— Begin Information shown —

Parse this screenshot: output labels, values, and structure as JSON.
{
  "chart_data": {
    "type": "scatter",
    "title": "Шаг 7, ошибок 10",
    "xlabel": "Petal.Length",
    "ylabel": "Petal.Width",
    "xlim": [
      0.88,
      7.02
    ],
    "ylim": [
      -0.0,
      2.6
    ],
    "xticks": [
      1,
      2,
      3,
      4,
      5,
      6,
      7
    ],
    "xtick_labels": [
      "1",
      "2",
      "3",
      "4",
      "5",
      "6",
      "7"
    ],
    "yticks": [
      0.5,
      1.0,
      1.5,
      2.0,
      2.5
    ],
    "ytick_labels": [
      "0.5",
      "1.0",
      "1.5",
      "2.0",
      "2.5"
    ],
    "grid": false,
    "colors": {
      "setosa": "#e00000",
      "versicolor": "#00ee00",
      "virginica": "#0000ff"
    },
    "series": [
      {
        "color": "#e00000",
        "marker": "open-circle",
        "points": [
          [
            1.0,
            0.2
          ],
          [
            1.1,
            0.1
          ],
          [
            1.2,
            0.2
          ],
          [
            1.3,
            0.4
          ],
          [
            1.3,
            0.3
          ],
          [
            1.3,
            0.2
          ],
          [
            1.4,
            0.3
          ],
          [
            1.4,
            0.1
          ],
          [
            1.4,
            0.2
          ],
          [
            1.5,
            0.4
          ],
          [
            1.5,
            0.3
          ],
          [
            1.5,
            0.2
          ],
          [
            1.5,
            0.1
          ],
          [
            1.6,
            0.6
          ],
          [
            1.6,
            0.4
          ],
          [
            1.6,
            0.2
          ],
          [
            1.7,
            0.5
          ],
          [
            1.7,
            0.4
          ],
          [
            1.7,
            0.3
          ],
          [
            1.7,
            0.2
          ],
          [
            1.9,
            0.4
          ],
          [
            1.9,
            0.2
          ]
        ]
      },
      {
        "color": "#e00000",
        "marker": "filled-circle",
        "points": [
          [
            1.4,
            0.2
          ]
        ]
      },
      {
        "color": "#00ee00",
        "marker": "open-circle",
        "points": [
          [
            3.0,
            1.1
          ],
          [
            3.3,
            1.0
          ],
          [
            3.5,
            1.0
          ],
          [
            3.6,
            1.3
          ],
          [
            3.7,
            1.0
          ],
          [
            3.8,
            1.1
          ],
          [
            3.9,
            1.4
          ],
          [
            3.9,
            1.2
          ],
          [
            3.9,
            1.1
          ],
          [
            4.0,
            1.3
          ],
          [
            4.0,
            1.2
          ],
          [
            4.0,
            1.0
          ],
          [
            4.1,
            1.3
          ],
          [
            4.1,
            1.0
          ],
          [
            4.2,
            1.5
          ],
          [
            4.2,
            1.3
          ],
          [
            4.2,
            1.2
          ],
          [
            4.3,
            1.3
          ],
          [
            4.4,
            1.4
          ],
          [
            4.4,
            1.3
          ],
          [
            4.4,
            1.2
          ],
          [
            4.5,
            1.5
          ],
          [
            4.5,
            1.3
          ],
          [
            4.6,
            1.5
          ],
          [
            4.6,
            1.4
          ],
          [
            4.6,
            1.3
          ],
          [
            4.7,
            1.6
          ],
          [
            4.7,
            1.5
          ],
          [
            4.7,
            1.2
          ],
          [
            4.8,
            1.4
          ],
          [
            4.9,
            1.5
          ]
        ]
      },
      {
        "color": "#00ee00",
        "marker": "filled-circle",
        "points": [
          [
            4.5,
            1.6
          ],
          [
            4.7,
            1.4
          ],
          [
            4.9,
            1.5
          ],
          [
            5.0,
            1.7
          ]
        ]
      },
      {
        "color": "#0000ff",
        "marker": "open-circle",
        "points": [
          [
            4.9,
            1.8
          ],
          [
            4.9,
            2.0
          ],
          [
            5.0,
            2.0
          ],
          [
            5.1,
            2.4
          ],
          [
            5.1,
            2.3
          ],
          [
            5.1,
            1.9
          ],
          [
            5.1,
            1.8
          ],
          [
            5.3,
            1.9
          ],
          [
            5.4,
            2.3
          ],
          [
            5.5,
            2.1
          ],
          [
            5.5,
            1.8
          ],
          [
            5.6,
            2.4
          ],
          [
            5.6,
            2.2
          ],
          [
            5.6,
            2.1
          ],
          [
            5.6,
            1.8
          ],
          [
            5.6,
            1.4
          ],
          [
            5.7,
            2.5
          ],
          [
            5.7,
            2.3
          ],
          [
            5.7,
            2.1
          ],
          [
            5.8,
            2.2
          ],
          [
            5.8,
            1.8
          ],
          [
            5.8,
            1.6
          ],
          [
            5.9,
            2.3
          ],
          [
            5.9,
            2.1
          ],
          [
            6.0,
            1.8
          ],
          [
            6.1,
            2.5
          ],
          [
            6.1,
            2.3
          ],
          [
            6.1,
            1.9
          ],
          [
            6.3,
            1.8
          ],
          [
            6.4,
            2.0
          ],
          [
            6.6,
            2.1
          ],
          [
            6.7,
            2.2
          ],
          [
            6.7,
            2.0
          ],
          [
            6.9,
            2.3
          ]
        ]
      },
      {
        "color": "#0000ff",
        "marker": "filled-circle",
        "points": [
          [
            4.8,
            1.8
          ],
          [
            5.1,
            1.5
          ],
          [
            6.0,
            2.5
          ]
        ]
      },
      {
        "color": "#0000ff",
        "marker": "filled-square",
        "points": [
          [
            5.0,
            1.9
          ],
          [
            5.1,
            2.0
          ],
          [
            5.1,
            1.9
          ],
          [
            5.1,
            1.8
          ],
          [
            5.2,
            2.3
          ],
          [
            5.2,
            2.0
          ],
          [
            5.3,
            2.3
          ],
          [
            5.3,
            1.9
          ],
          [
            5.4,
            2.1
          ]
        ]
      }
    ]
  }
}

— End Information shown —

▶ Exercise aim
Take the listing above and write it out again exactly.

▶ Output of the exercise
Parse this screenshot: output labels, values, and structure as JSON.
{
  "chart_data": {
    "type": "scatter",
    "title": "Шаг 7, ошибок 10",
    "xlabel": "Petal.Length",
    "ylabel": "Petal.Width",
    "xlim": [
      0.88,
      7.02
    ],
    "ylim": [
      -0.0,
      2.6
    ],
    "xticks": [
      1,
      2,
      3,
      4,
      5,
      6,
      7
    ],
    "xtick_labels": [
      "1",
      "2",
      "3",
      "4",
      "5",
      "6",
      "7"
    ],
    "yticks": [
      0.5,
      1.0,
      1.5,
      2.0,
      2.5
    ],
    "ytick_labels": [
      "0.5",
      "1.0",
      "1.5",
      "2.0",
      "2.5"
    ],
    "grid": false,
    "colors": {
      "setosa": "#e00000",
      "versicolor": "#00ee00",
      "virginica": "#0000ff"
    },
    "series": [
      {
        "color": "#e00000",
        "marker": "open-circle",
        "points": [
          [
            1.0,
            0.2
          ],
          [
            1.1,
            0.1
          ],
          [
            1.2,
            0.2
          ],
          [
            1.3,
            0.4
          ],
          [
            1.3,
            0.3
          ],
          [
            1.3,
            0.2
          ],
          [
            1.4,
            0.3
          ],
          [
            1.4,
            0.1
          ],
          [
            1.4,
            0.2
          ],
          [
            1.5,
            0.4
          ],
          [
            1.5,
            0.3
          ],
          [
            1.5,
            0.2
          ],
          [
            1.5,
            0.1
          ],
          [
            1.6,
            0.6
          ],
          [
            1.6,
            0.4
          ],
          [
            1.6,
            0.2
          ],
          [
            1.7,
            0.5
          ],
          [
            1.7,
            0.4
          ],
          [
            1.7,
            0.3
          ],
          [
            1.7,
            0.2
          ],
          [
            1.9,
            0.4
          ],
          [
            1.9,
            0.2
          ]
        ]
      },
      {
        "color": "#e00000",
        "marker": "filled-circle",
        "points": [
          [
            1.4,
            0.2
          ]
        ]
      },
      {
        "color": "#00ee00",
        "marker": "open-circle",
        "points": [
          [
            3.0,
            1.1
          ],
          [
            3.3,
            1.0
          ],
          [
            3.5,
            1.0
          ],
          [
            3.6,
            1.3
          ],
          [
            3.7,
            1.0
          ],
          [
            3.8,
            1.1
          ],
          [
            3.9,
            1.4
          ],
          [
            3.9,
            1.2
          ],
          [
            3.9,
            1.1
          ],
          [
            4.0,
            1.3
          ],
          [
            4.0,
            1.2
          ],
          [
            4.0,
            1.0
          ],
          [
            4.1,
            1.3
          ],
          [
            4.1,
            1.0
          ],
          [
            4.2,
            1.5
          ],
          [
            4.2,
            1.3
          ],
          [
            4.2,
            1.2
          ],
          [
            4.3,
            1.3
          ],
          [
            4.4,
            1.4
          ],
          [
            4.4,
            1.3
          ],
          [
            4.4,
            1.2
          ],
          [
            4.5,
            1.5
          ],
          [
            4.5,
            1.3
          ],
          [
            4.6,
            1.5
          ],
          [
            4.6,
            1.4
          ],
          [
            4.6,
            1.3
          ],
          [
            4.7,
            1.6
          ],
          [
            4.7,
            1.5
          ],
          [
            4.7,
            1.2
          ],
          [
            4.8,
            1.4
          ],
          [
            4.9,
            1.5
          ]
        ]
      },
      {
        "color": "#00ee00",
        "marker": "filled-circle",
        "points": [
          [
            4.5,
            1.6
          ],
          [
            4.7,
            1.4
          ],
          [
            4.9,
            1.5
          ],
          [
            5.0,
            1.7
          ]
        ]
      },
      {
        "color": "#0000ff",
        "marker": "open-circle",
        "points": [
          [
            4.9,
            1.8
          ],
          [
            4.9,
            2.0
          ],
          [
            5.0,
            2.0
          ],
          [
            5.1,
            2.4
          ],
          [
            5.1,
            2.3
          ],
          [
            5.1,
            1.9
          ],
          [
            5.1,
            1.8
          ],
          [
            5.3,
            1.9
          ],
          [
            5.4,
            2.3
          ],
          [
            5.5,
            2.1
          ],
          [
            5.5,
            1.8
          ],
          [
            5.6,
            2.4
          ],
          [
            5.6,
            2.2
          ],
          [
            5.6,
            2.1
          ],
          [
            5.6,
            1.8
          ],
          [
            5.6,
            1.4
          ],
          [
            5.7,
            2.5
          ],
          [
            5.7,
            2.3
          ],
          [
            5.7,
            2.1
          ],
          [
            5.8,
            2.2
          ],
          [
            5.8,
            1.8
          ],
          [
            5.8,
            1.6
          ],
          [
            5.9,
            2.3
          ],
          [
            5.9,
            2.1
          ],
          [
            6.0,
            1.8
          ],
          [
            6.1,
            2.5
          ],
          [
            6.1,
            2.3
          ],
          [
            6.1,
            1.9
          ],
          [
            6.3,
            1.8
          ],
          [
            6.4,
            2.0
          ],
          [
            6.6,
            2.1
          ],
          [
            6.7,
            2.2
          ],
          [
            6.7,
            2.0
          ],
          [
            6.9,
            2.3
          ]
        ]
      },
      {
        "color": "#0000ff",
        "marker": "filled-circle",
        "points": [
          [
            4.8,
            1.8
          ],
          [
            5.1,
            1.5
          ],
          [
            6.0,
            2.5
          ]
        ]
      },
      {
        "color": "#0000ff",
        "marker": "filled-square",
        "points": [
          [
            5.0,
            1.9
          ],
          [
            5.1,
            2.0
          ],
          [
            5.1,
            1.9
          ],
          [
            5.1,
            1.8
          ],
          [
            5.2,
            2.3
          ],
          [
            5.2,
            2.0
          ],
          [
            5.3,
            2.3
          ],
          [
            5.3,
            1.9
          ],
          [
            5.4,
            2.1
          ]
        ]
      }
    ]
  }
}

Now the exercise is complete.